▶ [EXCERPTED RECORDS]
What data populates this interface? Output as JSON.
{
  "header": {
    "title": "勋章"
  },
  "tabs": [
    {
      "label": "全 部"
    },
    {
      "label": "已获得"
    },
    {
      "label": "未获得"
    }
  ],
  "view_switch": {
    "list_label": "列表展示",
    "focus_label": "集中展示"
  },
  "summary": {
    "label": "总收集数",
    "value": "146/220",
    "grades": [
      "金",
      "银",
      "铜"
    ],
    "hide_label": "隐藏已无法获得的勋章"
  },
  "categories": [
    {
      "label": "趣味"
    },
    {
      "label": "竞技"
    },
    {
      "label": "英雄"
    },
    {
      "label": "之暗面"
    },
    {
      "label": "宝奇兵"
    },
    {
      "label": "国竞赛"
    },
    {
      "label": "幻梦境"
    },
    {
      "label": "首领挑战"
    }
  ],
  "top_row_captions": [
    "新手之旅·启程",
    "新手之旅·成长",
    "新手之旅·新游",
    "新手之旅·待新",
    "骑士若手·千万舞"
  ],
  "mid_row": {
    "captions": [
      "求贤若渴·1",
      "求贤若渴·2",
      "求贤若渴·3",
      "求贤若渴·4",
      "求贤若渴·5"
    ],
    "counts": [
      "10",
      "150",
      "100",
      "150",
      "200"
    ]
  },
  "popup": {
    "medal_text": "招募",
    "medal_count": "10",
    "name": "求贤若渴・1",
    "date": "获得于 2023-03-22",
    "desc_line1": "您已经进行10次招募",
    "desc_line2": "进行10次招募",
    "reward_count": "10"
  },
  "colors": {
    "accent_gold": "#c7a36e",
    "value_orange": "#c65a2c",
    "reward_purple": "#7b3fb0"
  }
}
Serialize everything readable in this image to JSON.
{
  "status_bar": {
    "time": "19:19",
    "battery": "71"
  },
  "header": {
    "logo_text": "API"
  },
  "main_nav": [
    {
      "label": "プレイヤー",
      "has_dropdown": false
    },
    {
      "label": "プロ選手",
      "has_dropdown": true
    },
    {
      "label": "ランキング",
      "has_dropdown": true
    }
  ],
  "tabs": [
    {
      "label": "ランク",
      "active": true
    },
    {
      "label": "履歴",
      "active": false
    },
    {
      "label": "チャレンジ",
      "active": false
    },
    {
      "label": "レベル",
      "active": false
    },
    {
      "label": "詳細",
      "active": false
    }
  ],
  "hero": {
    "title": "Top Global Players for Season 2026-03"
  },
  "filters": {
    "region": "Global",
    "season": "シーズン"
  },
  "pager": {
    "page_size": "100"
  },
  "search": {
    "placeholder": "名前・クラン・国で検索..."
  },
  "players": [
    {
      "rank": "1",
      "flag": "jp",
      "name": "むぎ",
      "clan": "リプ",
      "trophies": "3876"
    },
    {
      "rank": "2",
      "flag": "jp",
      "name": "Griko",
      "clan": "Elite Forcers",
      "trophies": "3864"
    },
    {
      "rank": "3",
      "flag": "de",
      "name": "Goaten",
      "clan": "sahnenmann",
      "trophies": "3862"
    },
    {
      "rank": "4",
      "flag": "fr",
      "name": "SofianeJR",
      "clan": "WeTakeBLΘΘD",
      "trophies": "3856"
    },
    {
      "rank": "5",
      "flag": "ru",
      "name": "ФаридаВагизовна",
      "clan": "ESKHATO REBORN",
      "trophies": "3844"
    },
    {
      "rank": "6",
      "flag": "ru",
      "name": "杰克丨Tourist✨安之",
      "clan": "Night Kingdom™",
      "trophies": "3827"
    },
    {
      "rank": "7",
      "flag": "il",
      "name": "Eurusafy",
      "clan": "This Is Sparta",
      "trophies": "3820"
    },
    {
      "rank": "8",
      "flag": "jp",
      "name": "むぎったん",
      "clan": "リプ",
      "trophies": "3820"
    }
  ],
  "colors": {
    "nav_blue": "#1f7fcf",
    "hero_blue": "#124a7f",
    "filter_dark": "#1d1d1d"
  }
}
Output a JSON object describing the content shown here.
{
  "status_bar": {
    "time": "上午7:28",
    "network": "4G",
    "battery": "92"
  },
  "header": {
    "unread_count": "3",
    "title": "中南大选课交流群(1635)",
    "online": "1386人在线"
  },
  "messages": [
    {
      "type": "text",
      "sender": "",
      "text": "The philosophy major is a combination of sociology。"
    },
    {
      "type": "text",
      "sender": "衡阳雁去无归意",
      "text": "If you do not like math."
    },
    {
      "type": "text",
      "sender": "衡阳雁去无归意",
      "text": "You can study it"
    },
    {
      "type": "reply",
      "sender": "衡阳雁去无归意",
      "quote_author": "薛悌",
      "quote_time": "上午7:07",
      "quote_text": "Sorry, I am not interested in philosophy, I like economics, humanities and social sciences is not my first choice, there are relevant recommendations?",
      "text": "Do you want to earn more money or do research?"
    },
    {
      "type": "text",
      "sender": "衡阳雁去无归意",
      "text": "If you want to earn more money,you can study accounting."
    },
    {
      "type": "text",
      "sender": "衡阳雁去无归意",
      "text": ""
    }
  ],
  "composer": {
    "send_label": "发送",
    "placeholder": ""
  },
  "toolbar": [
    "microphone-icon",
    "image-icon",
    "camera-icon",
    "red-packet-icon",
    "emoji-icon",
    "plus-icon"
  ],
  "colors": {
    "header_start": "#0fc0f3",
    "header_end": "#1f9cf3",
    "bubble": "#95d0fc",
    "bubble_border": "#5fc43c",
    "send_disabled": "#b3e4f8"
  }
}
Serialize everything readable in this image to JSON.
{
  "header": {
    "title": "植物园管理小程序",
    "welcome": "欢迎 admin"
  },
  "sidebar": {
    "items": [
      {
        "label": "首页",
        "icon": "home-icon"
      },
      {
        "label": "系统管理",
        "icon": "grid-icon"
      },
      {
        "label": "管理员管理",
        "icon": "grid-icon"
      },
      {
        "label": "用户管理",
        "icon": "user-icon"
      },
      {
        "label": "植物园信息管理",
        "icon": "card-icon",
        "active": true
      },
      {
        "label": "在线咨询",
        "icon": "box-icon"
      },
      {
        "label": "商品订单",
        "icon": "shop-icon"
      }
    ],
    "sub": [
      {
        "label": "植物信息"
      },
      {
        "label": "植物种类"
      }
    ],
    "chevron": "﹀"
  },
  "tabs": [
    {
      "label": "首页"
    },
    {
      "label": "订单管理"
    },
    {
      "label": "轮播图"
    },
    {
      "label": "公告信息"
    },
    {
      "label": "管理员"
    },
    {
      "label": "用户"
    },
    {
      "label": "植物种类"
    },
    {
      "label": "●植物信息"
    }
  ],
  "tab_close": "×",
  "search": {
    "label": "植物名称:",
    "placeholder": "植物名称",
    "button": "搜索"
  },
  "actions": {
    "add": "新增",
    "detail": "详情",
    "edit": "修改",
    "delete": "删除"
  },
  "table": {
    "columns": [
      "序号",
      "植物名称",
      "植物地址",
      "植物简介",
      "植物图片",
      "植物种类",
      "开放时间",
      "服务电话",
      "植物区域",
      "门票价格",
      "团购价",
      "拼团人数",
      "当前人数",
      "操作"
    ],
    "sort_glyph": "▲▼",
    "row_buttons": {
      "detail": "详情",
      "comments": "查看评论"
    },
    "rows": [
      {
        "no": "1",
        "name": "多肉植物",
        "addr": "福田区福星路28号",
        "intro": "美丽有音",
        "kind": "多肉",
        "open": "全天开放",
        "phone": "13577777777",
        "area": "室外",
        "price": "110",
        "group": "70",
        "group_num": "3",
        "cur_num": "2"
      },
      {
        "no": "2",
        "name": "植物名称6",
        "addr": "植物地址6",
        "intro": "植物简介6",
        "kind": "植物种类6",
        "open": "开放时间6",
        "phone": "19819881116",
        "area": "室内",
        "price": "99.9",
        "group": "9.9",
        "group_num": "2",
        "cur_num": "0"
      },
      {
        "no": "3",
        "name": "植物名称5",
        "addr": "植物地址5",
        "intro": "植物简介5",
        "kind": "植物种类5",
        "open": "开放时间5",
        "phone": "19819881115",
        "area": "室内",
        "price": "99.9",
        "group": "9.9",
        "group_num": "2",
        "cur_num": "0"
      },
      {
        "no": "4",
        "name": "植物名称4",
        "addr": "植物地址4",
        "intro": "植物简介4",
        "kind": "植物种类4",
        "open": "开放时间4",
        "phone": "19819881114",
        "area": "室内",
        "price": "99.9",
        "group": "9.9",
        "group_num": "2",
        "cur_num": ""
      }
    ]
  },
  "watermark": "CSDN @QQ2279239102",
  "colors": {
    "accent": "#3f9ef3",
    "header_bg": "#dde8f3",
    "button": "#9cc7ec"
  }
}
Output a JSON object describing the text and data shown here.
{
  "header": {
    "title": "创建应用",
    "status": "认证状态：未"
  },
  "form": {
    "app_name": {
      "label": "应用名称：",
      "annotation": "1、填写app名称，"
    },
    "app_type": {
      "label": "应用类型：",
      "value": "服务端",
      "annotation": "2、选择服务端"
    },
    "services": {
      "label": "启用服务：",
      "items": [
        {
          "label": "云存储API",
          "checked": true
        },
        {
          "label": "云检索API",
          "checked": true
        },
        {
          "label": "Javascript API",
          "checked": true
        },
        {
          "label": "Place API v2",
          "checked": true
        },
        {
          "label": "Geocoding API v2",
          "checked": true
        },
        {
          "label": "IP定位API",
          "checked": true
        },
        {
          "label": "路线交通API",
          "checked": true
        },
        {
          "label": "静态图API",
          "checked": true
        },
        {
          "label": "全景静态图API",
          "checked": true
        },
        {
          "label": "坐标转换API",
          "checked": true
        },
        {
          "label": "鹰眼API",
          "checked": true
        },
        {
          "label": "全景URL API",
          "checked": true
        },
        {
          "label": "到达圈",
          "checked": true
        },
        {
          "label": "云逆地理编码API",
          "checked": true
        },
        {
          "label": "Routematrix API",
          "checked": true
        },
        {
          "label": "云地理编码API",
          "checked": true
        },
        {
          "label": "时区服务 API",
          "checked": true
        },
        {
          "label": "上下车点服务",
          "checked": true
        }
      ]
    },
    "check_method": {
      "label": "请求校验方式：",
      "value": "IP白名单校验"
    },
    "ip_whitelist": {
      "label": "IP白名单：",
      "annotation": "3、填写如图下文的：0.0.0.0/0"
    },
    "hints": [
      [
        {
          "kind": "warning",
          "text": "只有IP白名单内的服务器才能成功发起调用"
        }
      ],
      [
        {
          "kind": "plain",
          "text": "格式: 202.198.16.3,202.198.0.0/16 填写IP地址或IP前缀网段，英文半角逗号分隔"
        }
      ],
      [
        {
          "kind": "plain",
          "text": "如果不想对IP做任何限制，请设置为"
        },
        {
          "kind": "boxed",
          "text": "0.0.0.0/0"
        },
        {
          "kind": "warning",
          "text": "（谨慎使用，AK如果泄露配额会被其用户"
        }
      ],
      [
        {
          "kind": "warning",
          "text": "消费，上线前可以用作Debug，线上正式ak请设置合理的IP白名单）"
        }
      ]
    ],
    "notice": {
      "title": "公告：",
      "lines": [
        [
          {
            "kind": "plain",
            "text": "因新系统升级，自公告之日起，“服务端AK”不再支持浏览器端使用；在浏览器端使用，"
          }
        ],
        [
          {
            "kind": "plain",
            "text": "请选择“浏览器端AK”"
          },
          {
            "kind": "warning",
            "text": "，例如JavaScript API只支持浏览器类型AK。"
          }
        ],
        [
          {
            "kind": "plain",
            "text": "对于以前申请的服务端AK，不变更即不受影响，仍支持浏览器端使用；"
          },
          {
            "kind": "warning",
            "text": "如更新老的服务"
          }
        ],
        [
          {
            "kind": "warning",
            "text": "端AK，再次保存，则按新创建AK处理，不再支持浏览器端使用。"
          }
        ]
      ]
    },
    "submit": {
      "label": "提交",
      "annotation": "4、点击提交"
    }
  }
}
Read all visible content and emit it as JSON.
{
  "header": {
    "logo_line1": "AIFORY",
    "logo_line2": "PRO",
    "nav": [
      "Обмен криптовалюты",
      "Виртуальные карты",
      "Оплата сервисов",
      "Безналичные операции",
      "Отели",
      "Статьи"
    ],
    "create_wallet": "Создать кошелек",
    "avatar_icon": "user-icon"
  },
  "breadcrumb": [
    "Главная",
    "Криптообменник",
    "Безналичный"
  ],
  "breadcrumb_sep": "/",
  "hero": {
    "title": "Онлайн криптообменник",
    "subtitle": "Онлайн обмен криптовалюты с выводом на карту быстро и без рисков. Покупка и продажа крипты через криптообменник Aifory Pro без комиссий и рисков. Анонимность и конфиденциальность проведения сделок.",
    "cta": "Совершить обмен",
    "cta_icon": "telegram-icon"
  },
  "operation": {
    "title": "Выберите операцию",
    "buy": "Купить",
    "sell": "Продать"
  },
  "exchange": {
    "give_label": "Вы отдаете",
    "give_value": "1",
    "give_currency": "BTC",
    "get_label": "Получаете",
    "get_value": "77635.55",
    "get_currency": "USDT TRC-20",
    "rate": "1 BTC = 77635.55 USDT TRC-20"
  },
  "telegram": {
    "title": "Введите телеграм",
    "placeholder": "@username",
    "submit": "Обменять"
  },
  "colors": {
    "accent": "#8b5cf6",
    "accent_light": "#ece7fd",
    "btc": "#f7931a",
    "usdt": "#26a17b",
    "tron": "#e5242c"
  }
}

▶ [INSTRUCTION] Write out exactly the lines starting with the one that holds "Read all visible content and emit it as JSON." and running through the last line above.

▶ [EXPECTED OUTPUT]
Read all visible content and emit it as JSON.
{
  "header": {
    "logo_line1": "AIFORY",
    "logo_line2": "PRO",
    "nav": [
      "Обмен криптовалюты",
      "Виртуальные карты",
      "Оплата сервисов",
      "Безналичные операции",
      "Отели",
      "Статьи"
    ],
    "create_wallet": "Создать кошелек",
    "avatar_icon": "user-icon"
  },
  "breadcrumb": [
    "Главная",
    "Криптообменник",
    "Безналичный"
  ],
  "breadcrumb_sep": "/",
  "hero": {
    "title": "Онлайн криптообменник",
    "subtitle": "Онлайн обмен криптовалюты с выводом на карту быстро и без рисков. Покупка и продажа крипты через криптообменник Aifory Pro без комиссий и рисков. Анонимность и конфиденциальность проведения сделок.",
    "cta": "Совершить обмен",
    "cta_icon": "telegram-icon"
  },
  "operation": {
    "title": "Выберите операцию",
    "buy": "Купить",
    "sell": "Продать"
  },
  "exchange": {
    "give_label": "Вы отдаете",
    "give_value": "1",
    "give_currency": "BTC",
    "get_label": "Получаете",
    "get_value": "77635.55",
    "get_currency": "USDT TRC-20",
    "rate": "1 BTC = 77635.55 USDT TRC-20"
  },
  "telegram": {
    "title": "Введите телеграм",
    "placeholder": "@username",
    "submit": "Обменять"
  },
  "colors": {
    "accent": "#8b5cf6",
    "accent_light": "#ece7fd",
    "btc": "#f7931a",
    "usdt": "#26a17b",
    "tron": "#e5242c"
  }
}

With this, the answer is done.